» **Brief**: Tally the lines of the listing below that contain the string "mode", matching case exactly. Give only the number.

» **Data entries**:
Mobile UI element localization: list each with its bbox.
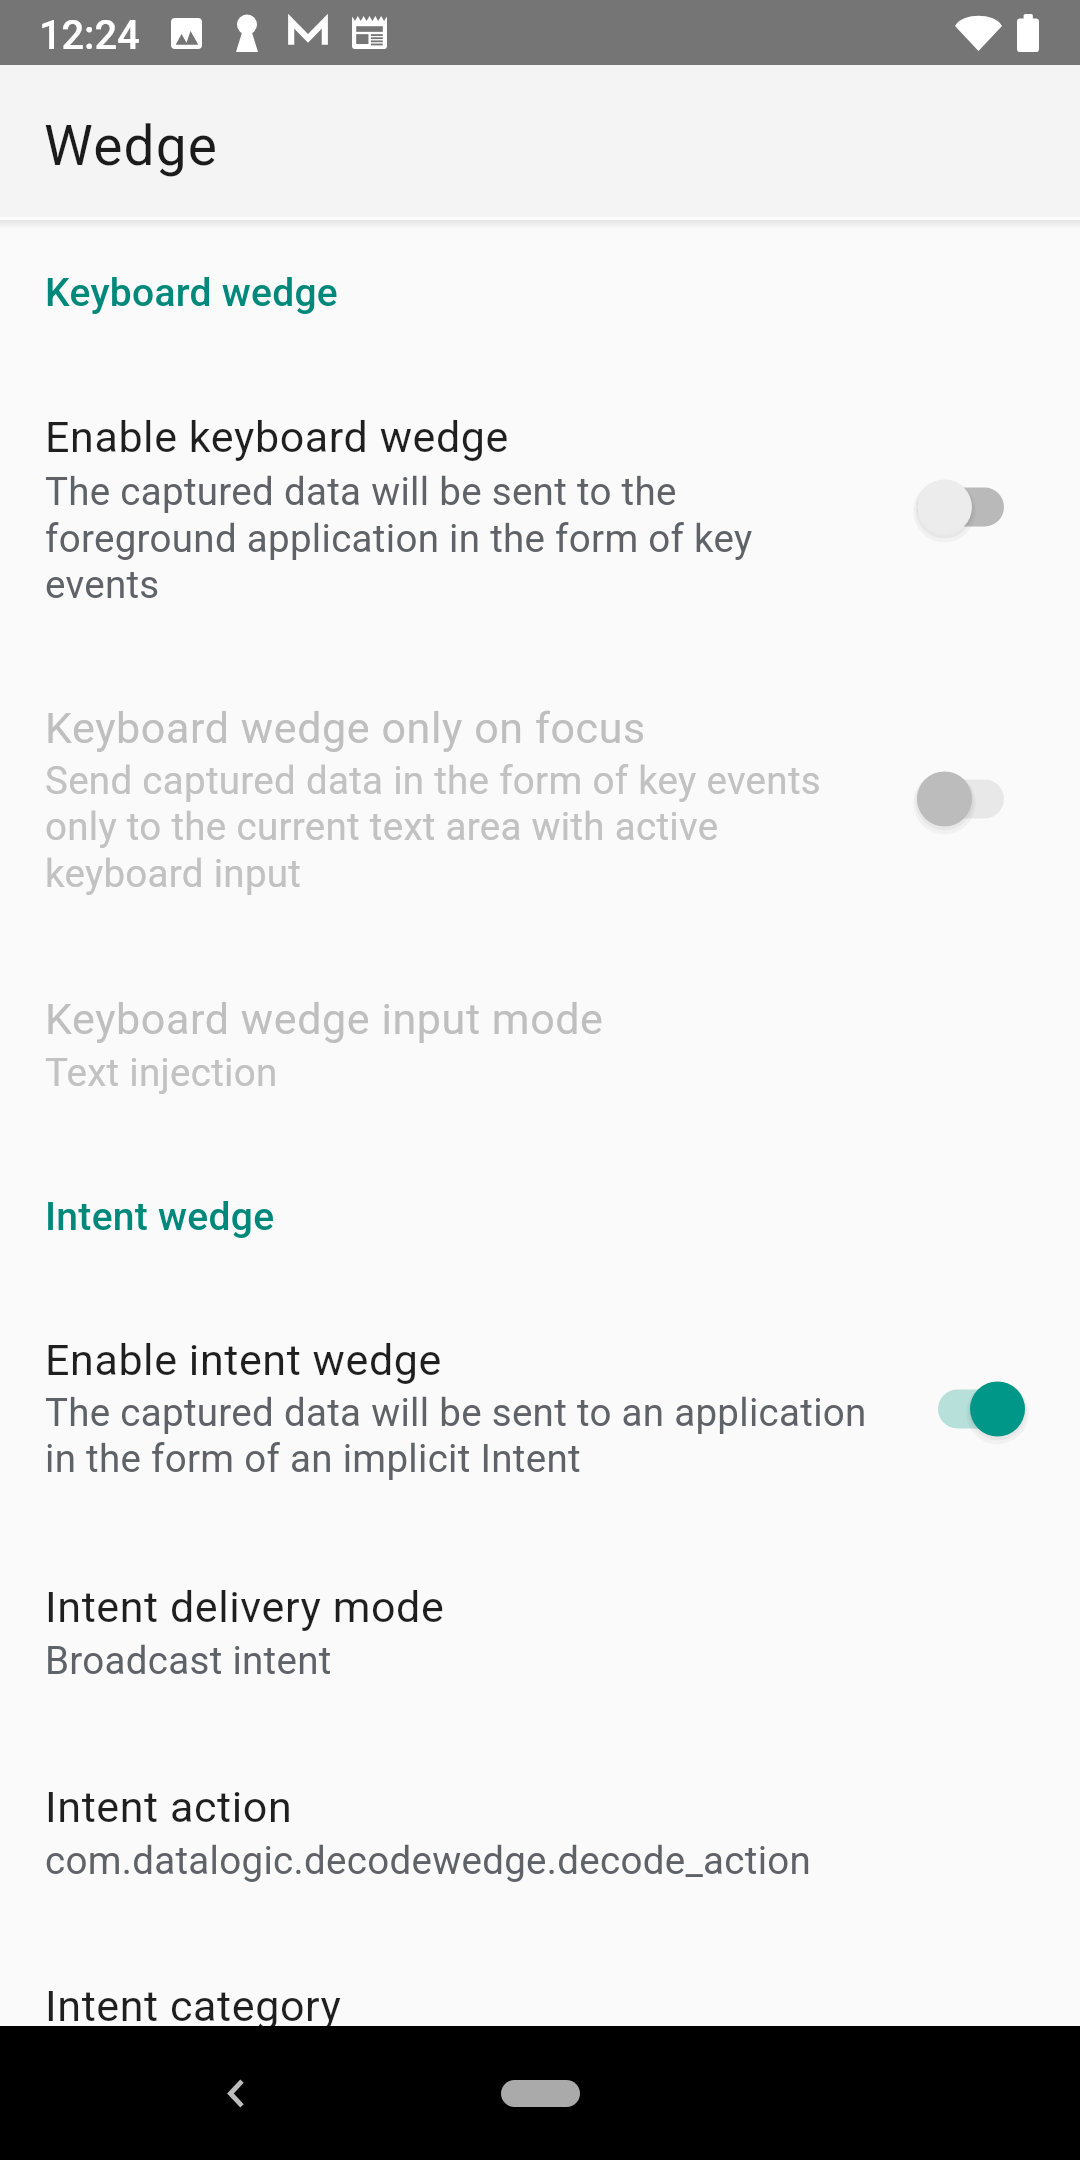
- staticText: Intent action: [45, 1782, 1080, 1832]
- staticText: Keyboard wedge: [45, 270, 1080, 316]
- button[interactable]: Keyboard wedge input mode: [0, 960, 1080, 1120]
- button[interactable]: Intent category: [0, 1948, 1080, 2026]
- staticText: Send captured data in the form of key ev…: [45, 758, 1080, 803]
- staticText: Keyboard wedge only on focus: [45, 703, 1080, 753]
- button[interactable]: Enable intent wedge: [0, 1290, 1080, 1515]
- staticText: Broadcast intent: [45, 1638, 1080, 1683]
- staticText: events: [45, 562, 1080, 607]
- staticText: in the form of an implicit Intent: [45, 1436, 1080, 1481]
- button[interactable]: Toggle switch, off: [907, 761, 1014, 837]
- staticText: Intent wedge: [45, 1194, 1080, 1240]
- button[interactable]: Toggle switch, off: [907, 469, 1014, 545]
- button[interactable]: Intent action: [0, 1748, 1080, 1908]
- button[interactable]: Back: [194, 2051, 278, 2135]
- staticText: Intent delivery mode: [45, 1582, 1080, 1632]
- button[interactable]: Keyboard wedge only on focus: [0, 658, 1080, 930]
- staticText: Wedge: [44, 114, 1080, 178]
- staticText: Intent category: [45, 1981, 1080, 2031]
- staticText: keyboard input: [45, 851, 1080, 896]
- staticText: foreground application in the form of ke…: [45, 516, 1080, 561]
- staticText: Enable intent wedge: [45, 1335, 1080, 1385]
- staticText: Text injection: [45, 1050, 1080, 1095]
- staticText: The captured data will be sent to an app…: [45, 1390, 1080, 1435]
- button[interactable]: Intent delivery mode: [0, 1548, 1080, 1708]
- button[interactable]: Enable keyboard wedge: [0, 366, 1080, 638]
- button[interactable]: Toggle switch, on: [928, 1371, 1035, 1447]
- staticText: The captured data will be sent to the: [45, 469, 1080, 514]
- staticText: com.datalogic.decodewedge.decode_action: [45, 1838, 1080, 1883]
- staticText: Enable keyboard wedge: [45, 412, 1080, 462]
- staticText: only to the current text area with activ…: [45, 804, 1080, 849]
- staticText: 12:24: [39, 12, 1080, 59]
- staticText: Keyboard wedge input mode: [45, 994, 1080, 1044]
- button[interactable]: Home: [501, 2080, 580, 2107]
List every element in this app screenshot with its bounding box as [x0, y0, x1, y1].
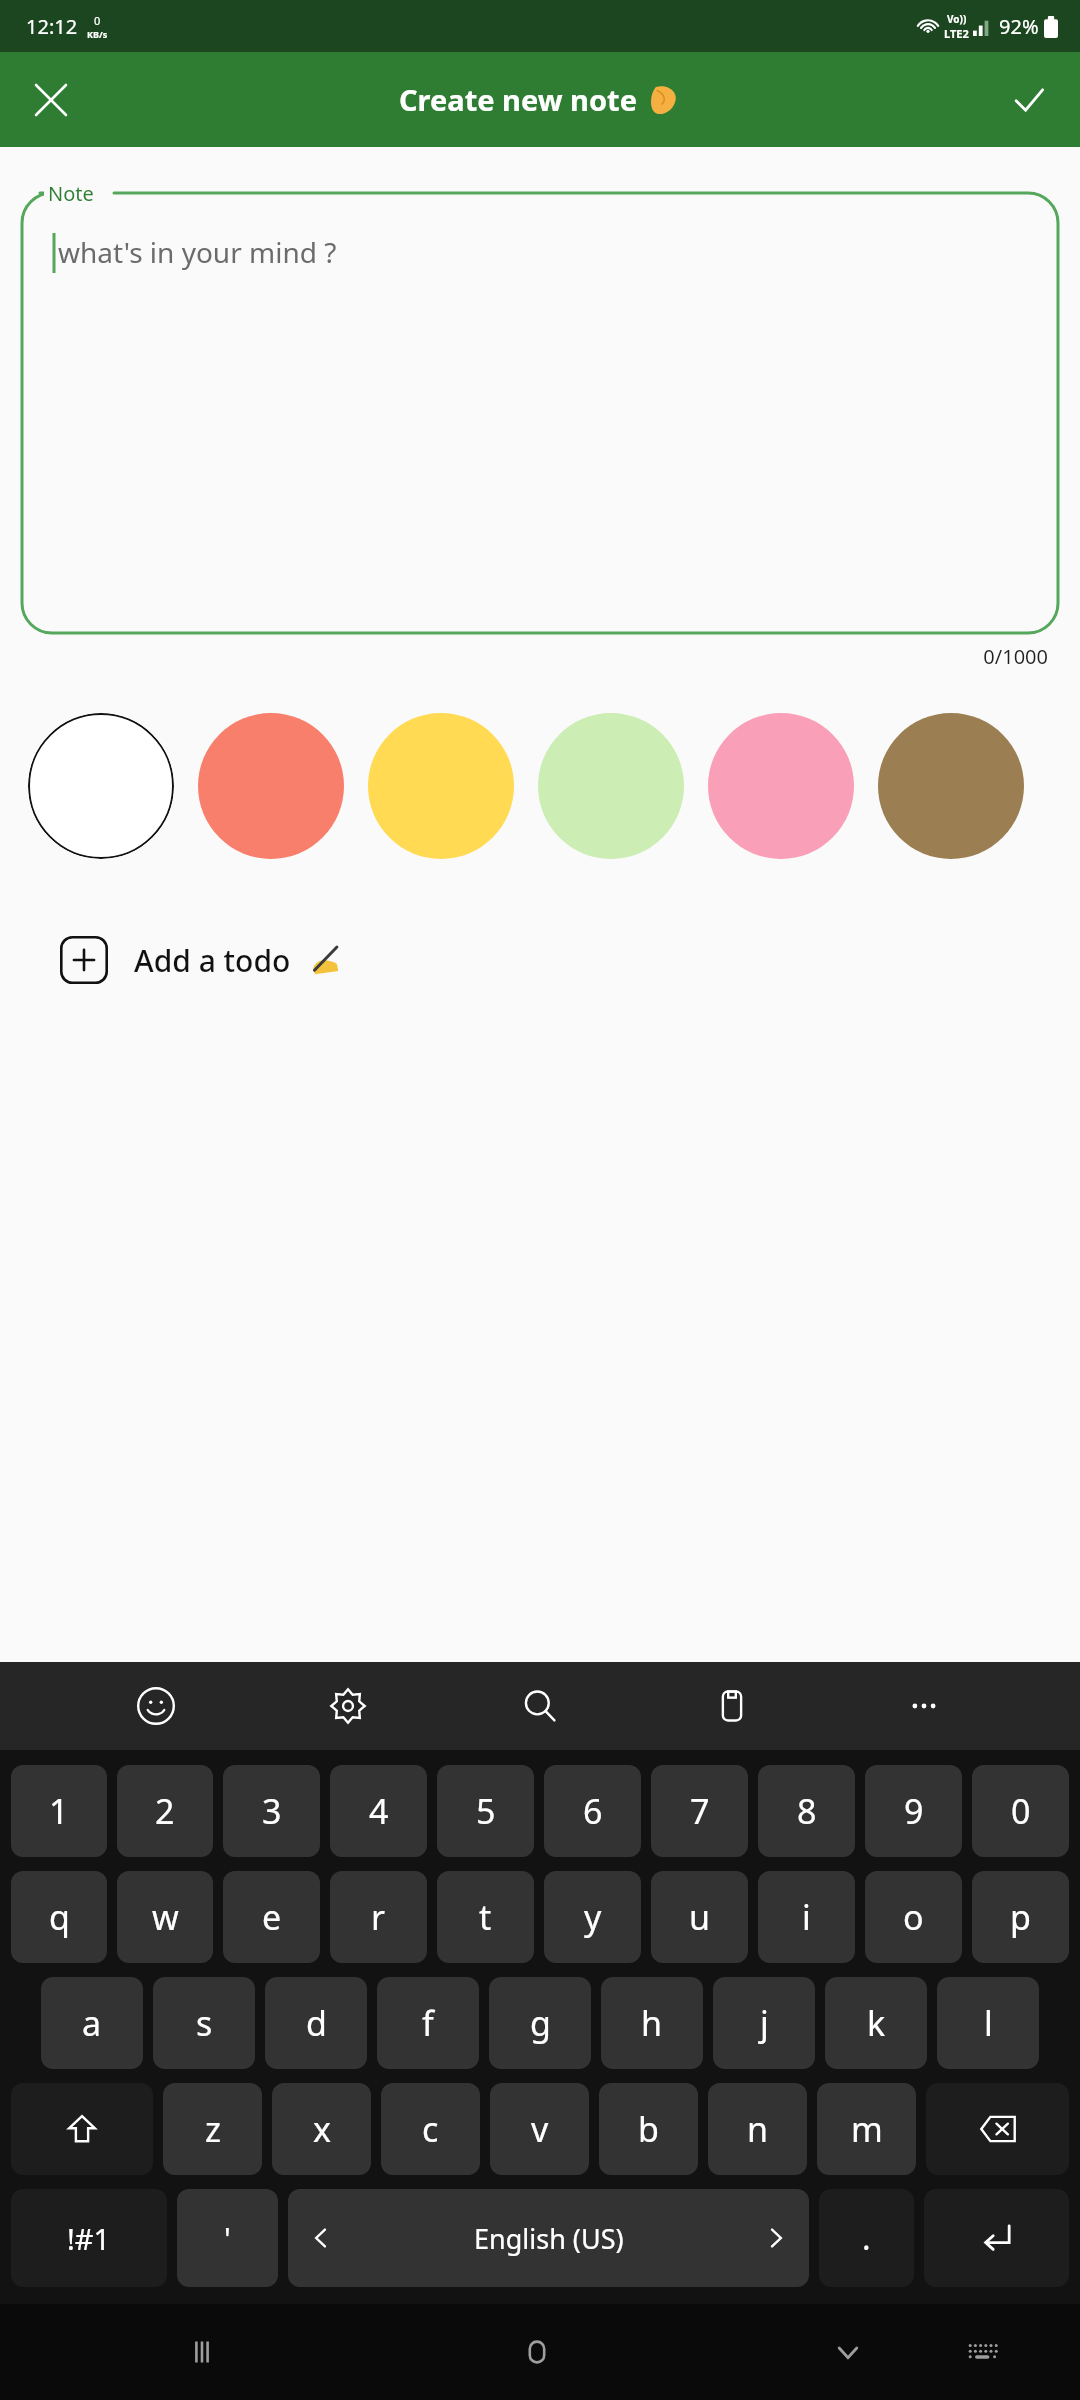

» **Solution for this task**: 4